■ WHAT YOU WILL DO: Pick out all lines with the word "Approximation" from the records that follow.

■ SOURCE DATA:
>>>>>

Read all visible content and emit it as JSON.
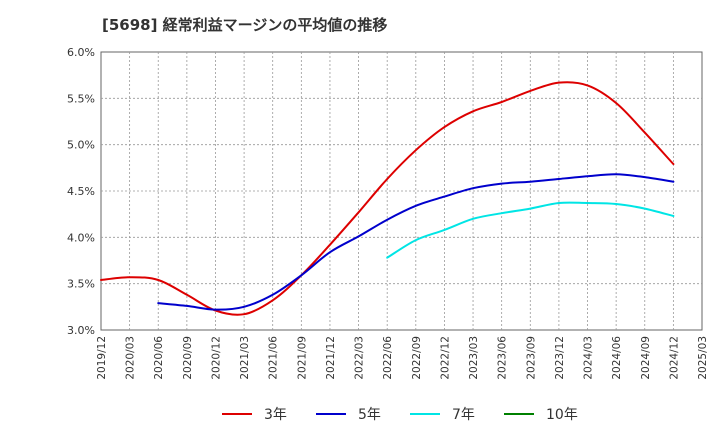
{
  "chart_data": {
    "type": "line",
    "title": "[5698]  経常利益マージンの平均値の推移",
    "xlabel": "",
    "ylabel": "",
    "x": [
      "2019/12",
      "2020/03",
      "2020/06",
      "2020/09",
      "2020/12",
      "2021/03",
      "2021/06",
      "2021/09",
      "2021/12",
      "2022/03",
      "2022/06",
      "2022/09",
      "2022/12",
      "2023/03",
      "2023/06",
      "2023/09",
      "2023/12",
      "2024/03",
      "2024/06",
      "2024/09",
      "2024/12",
      "2025/03"
    ],
    "ylim": [
      3.0,
      6.0
    ],
    "yticks": [
      "6.0%",
      "5.5%",
      "5.0%",
      "4.5%",
      "4.0%",
      "3.5%",
      "3.0%"
    ],
    "grid": true,
    "legend_position": "bottom",
    "series": [
      {
        "name": "3年",
        "color": "#dd0000",
        "values": [
          3.54,
          3.57,
          3.54,
          3.38,
          3.21,
          3.17,
          3.32,
          3.59,
          3.92,
          4.27,
          4.63,
          4.94,
          5.19,
          5.36,
          5.46,
          5.58,
          5.67,
          5.64,
          5.45,
          5.13,
          4.79,
          null
        ]
      },
      {
        "name": "5年",
        "color": "#0000cc",
        "values": [
          null,
          null,
          3.29,
          3.26,
          3.22,
          3.25,
          3.38,
          3.59,
          3.84,
          4.01,
          4.19,
          4.34,
          4.44,
          4.53,
          4.58,
          4.6,
          4.63,
          4.66,
          4.68,
          4.65,
          4.6,
          null
        ]
      },
      {
        "name": "7年",
        "color": "#00e5e5",
        "values": [
          null,
          null,
          null,
          null,
          null,
          null,
          null,
          null,
          null,
          null,
          3.78,
          3.97,
          4.08,
          4.2,
          4.26,
          4.31,
          4.37,
          4.37,
          4.36,
          4.31,
          4.23,
          null
        ]
      },
      {
        "name": "10年",
        "color": "#008000",
        "values": [
          null,
          null,
          null,
          null,
          null,
          null,
          null,
          null,
          null,
          null,
          null,
          null,
          null,
          null,
          null,
          null,
          null,
          null,
          null,
          null,
          null,
          null
        ]
      }
    ]
  }
}
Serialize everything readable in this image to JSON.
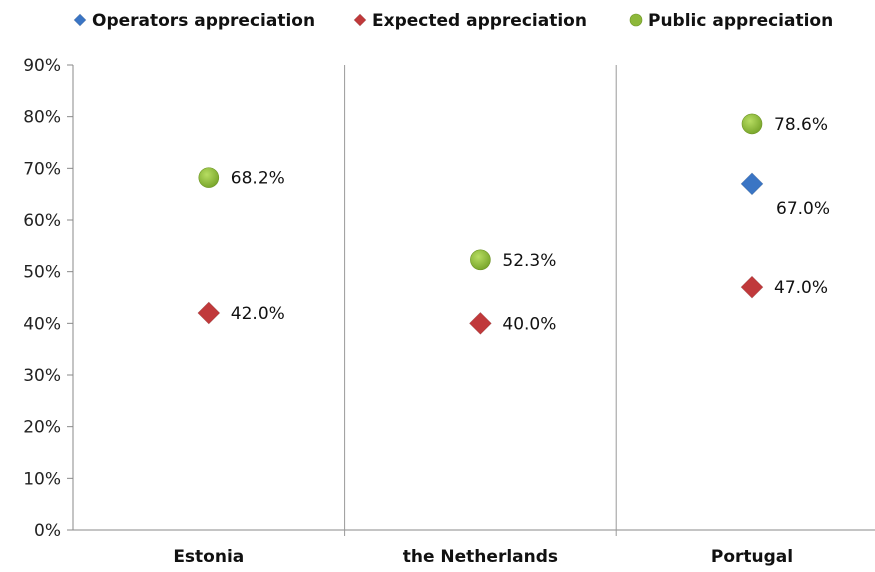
{
  "chart_data": {
    "type": "scatter",
    "categories": [
      "Estonia",
      "the Netherlands",
      "Portugal"
    ],
    "ylim": [
      0,
      90
    ],
    "yticks": [
      0,
      10,
      20,
      30,
      40,
      50,
      60,
      70,
      80,
      90
    ],
    "ytick_labels": [
      "0%",
      "10%",
      "20%",
      "30%",
      "40%",
      "50%",
      "60%",
      "70%",
      "80%",
      "90%"
    ],
    "legend_position": "top",
    "grid": false,
    "series": [
      {
        "name": "Operators appreciation",
        "marker": "diamond",
        "color": "#3A75C4",
        "values": [
          null,
          null,
          67.0
        ],
        "labels": [
          "",
          "",
          "67.0%"
        ]
      },
      {
        "name": "Expected appreciation",
        "marker": "diamond",
        "color": "#C0393B",
        "values": [
          42.0,
          40.0,
          47.0
        ],
        "labels": [
          "42.0%",
          "40.0%",
          "47.0%"
        ]
      },
      {
        "name": "Public appreciation",
        "marker": "circle",
        "color": "#8DB83A",
        "values": [
          68.2,
          52.3,
          78.6
        ],
        "labels": [
          "68.2%",
          "52.3%",
          "78.6%"
        ]
      }
    ]
  }
}
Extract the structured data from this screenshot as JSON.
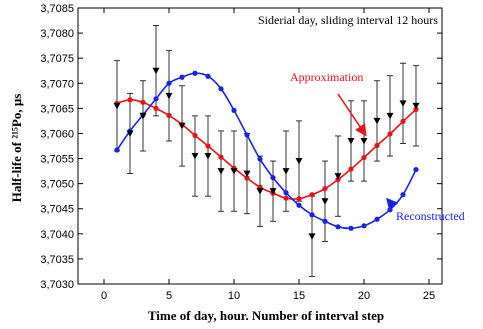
{
  "chart_data": {
    "type": "line",
    "title": "Siderial day, sliding interval 12 hours",
    "xlabel": "Time of day, hour. Number of interval step",
    "ylabel": "Half-life of ²¹⁵Po, μs",
    "xlim": [
      -2,
      26
    ],
    "ylim": [
      3.703,
      3.7085
    ],
    "x_ticks": [
      0,
      5,
      10,
      15,
      20,
      25
    ],
    "x_tick_labels": [
      "0",
      "5",
      "10",
      "15",
      "20",
      "25"
    ],
    "y_ticks": [
      3.703,
      3.7035,
      3.704,
      3.7045,
      3.705,
      3.7055,
      3.706,
      3.7065,
      3.707,
      3.7075,
      3.708,
      3.7085
    ],
    "y_tick_labels": [
      "3,7030",
      "3,7035",
      "3,7040",
      "3,7045",
      "3,7050",
      "3,7055",
      "3,7060",
      "3,7065",
      "3,7070",
      "3,7075",
      "3,7080",
      "3,7085"
    ],
    "grid": false,
    "series": [
      {
        "name": "Approximation",
        "color": "#e8101a",
        "x": [
          1,
          2,
          3,
          4,
          5,
          6,
          7,
          8,
          9,
          10,
          11,
          12,
          13,
          14,
          15,
          16,
          17,
          18,
          19,
          20,
          21,
          22,
          23,
          24
        ],
        "y": [
          3.7066,
          3.70667,
          3.70662,
          3.7065,
          3.70636,
          3.70618,
          3.70596,
          3.70575,
          3.70553,
          3.70531,
          3.70511,
          3.70493,
          3.70481,
          3.70471,
          3.7047,
          3.70478,
          3.7049,
          3.70508,
          3.70529,
          3.70552,
          3.70576,
          3.70599,
          3.70624,
          3.70648
        ]
      },
      {
        "name": "Reconstructed",
        "color": "#1a22e8",
        "x": [
          1,
          2,
          3,
          4,
          5,
          6,
          7,
          8,
          9,
          10,
          11,
          12,
          13,
          14,
          15,
          16,
          17,
          18,
          19,
          20,
          21,
          22,
          23,
          24
        ],
        "y": [
          3.70567,
          3.70605,
          3.70637,
          3.70669,
          3.707,
          3.70712,
          3.7072,
          3.70714,
          3.70689,
          3.70646,
          3.70597,
          3.70549,
          3.70512,
          3.70482,
          3.70457,
          3.70438,
          3.70425,
          3.70414,
          3.70411,
          3.70416,
          3.70429,
          3.70448,
          3.70478,
          3.70528
        ]
      },
      {
        "name": "",
        "color": "#000000",
        "marker": "triangle-down",
        "x": [
          1,
          2,
          3,
          4,
          5,
          6,
          7,
          8,
          9,
          10,
          11,
          12,
          13,
          14,
          15,
          16,
          17,
          18,
          19,
          20,
          21,
          22,
          23,
          24
        ],
        "y": [
          3.70655,
          3.706,
          3.70635,
          3.70725,
          3.70675,
          3.70615,
          3.70555,
          3.70555,
          3.70525,
          3.70525,
          3.7052,
          3.70485,
          3.70485,
          3.70525,
          3.70545,
          3.70395,
          3.70465,
          3.70515,
          3.70585,
          3.70585,
          3.70625,
          3.70635,
          3.7066,
          3.70655
        ],
        "error": [
          0.0009,
          0.0008,
          0.0007,
          0.0009,
          0.0009,
          0.0008,
          0.0008,
          0.0008,
          0.0008,
          0.0008,
          0.0008,
          0.0007,
          0.0006,
          0.0008,
          0.0008,
          0.0008,
          0.0008,
          0.0008,
          0.0008,
          0.0008,
          0.0008,
          0.0008,
          0.0008,
          0.0008
        ]
      }
    ],
    "annotations": [
      {
        "text": "Approximation",
        "color": "#e8101a"
      },
      {
        "text": "Reconstructed",
        "color": "#1a22e8"
      }
    ]
  }
}
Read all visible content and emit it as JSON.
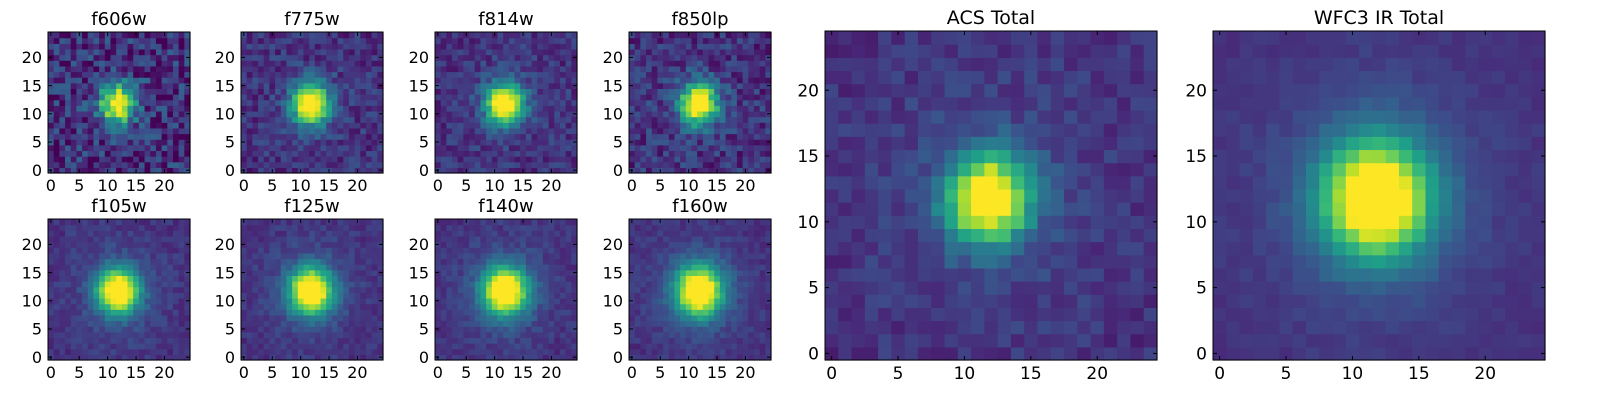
{
  "chart_data": [
    {
      "type": "heatmap",
      "title": "f606w",
      "grid": 25,
      "peak": 11.8,
      "noise": 0.36,
      "sigma": 2.2,
      "halo": 0,
      "xticks": [
        "0",
        "5",
        "10",
        "15",
        "20"
      ],
      "yticks": [
        "0",
        "5",
        "10",
        "15",
        "20"
      ],
      "xlim": [
        -0.5,
        24.5
      ],
      "ylim": [
        -0.5,
        24.5
      ]
    },
    {
      "type": "heatmap",
      "title": "f775w",
      "grid": 25,
      "peak": 11.8,
      "noise": 0.22,
      "sigma": 2.3,
      "halo": 0.05,
      "xticks": [
        "0",
        "5",
        "10",
        "15",
        "20"
      ],
      "yticks": [
        "0",
        "5",
        "10",
        "15",
        "20"
      ],
      "xlim": [
        -0.5,
        24.5
      ],
      "ylim": [
        -0.5,
        24.5
      ]
    },
    {
      "type": "heatmap",
      "title": "f814w",
      "grid": 25,
      "peak": 11.8,
      "noise": 0.2,
      "sigma": 2.3,
      "halo": 0.06,
      "xticks": [
        "0",
        "5",
        "10",
        "15",
        "20"
      ],
      "yticks": [
        "0",
        "5",
        "10",
        "15",
        "20"
      ],
      "xlim": [
        -0.5,
        24.5
      ],
      "ylim": [
        -0.5,
        24.5
      ]
    },
    {
      "type": "heatmap",
      "title": "f850lp",
      "grid": 25,
      "peak": 11.8,
      "noise": 0.26,
      "sigma": 2.3,
      "halo": 0.05,
      "xticks": [
        "0",
        "5",
        "10",
        "15",
        "20"
      ],
      "yticks": [
        "0",
        "5",
        "10",
        "15",
        "20"
      ],
      "xlim": [
        -0.5,
        24.5
      ],
      "ylim": [
        -0.5,
        24.5
      ]
    },
    {
      "type": "heatmap",
      "title": "f105w",
      "grid": 25,
      "peak": 11.8,
      "noise": 0.12,
      "sigma": 2.5,
      "halo": 0.12,
      "xticks": [
        "0",
        "5",
        "10",
        "15",
        "20"
      ],
      "yticks": [
        "0",
        "5",
        "10",
        "15",
        "20"
      ],
      "xlim": [
        -0.5,
        24.5
      ],
      "ylim": [
        -0.5,
        24.5
      ]
    },
    {
      "type": "heatmap",
      "title": "f125w",
      "grid": 25,
      "peak": 11.8,
      "noise": 0.12,
      "sigma": 2.6,
      "halo": 0.12,
      "xticks": [
        "0",
        "5",
        "10",
        "15",
        "20"
      ],
      "yticks": [
        "0",
        "5",
        "10",
        "15",
        "20"
      ],
      "xlim": [
        -0.5,
        24.5
      ],
      "ylim": [
        -0.5,
        24.5
      ]
    },
    {
      "type": "heatmap",
      "title": "f140w",
      "grid": 25,
      "peak": 11.8,
      "noise": 0.12,
      "sigma": 2.7,
      "halo": 0.13,
      "xticks": [
        "0",
        "5",
        "10",
        "15",
        "20"
      ],
      "yticks": [
        "0",
        "5",
        "10",
        "15",
        "20"
      ],
      "xlim": [
        -0.5,
        24.5
      ],
      "ylim": [
        -0.5,
        24.5
      ]
    },
    {
      "type": "heatmap",
      "title": "f160w",
      "grid": 25,
      "peak": 11.8,
      "noise": 0.11,
      "sigma": 2.8,
      "halo": 0.14,
      "xticks": [
        "0",
        "5",
        "10",
        "15",
        "20"
      ],
      "yticks": [
        "0",
        "5",
        "10",
        "15",
        "20"
      ],
      "xlim": [
        -0.5,
        24.5
      ],
      "ylim": [
        -0.5,
        24.5
      ]
    },
    {
      "type": "heatmap",
      "title": "ACS Total",
      "grid": 25,
      "peak": 11.8,
      "noise": 0.14,
      "sigma": 2.1,
      "halo": 0.1,
      "xticks": [
        "0",
        "5",
        "10",
        "15",
        "20"
      ],
      "yticks": [
        "0",
        "5",
        "10",
        "15",
        "20"
      ],
      "xlim": [
        -0.5,
        24.5
      ],
      "ylim": [
        -0.5,
        24.5
      ]
    },
    {
      "type": "heatmap",
      "title": "WFC3 IR Total",
      "grid": 25,
      "peak": 11.8,
      "noise": 0.06,
      "sigma": 2.8,
      "halo": 0.16,
      "xticks": [
        "0",
        "5",
        "10",
        "15",
        "20"
      ],
      "yticks": [
        "0",
        "5",
        "10",
        "15",
        "20"
      ],
      "xlim": [
        -0.5,
        24.5
      ],
      "ylim": [
        -0.5,
        24.5
      ]
    }
  ],
  "colormap": [
    "#440154",
    "#482878",
    "#3e4989",
    "#31688e",
    "#26828e",
    "#1f9e89",
    "#35b779",
    "#6ece58",
    "#b5de2b",
    "#fde725"
  ]
}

<<<<<

■ SOLVED PROBLEM:
        "name": "Approximation",
        "text": "Approximation",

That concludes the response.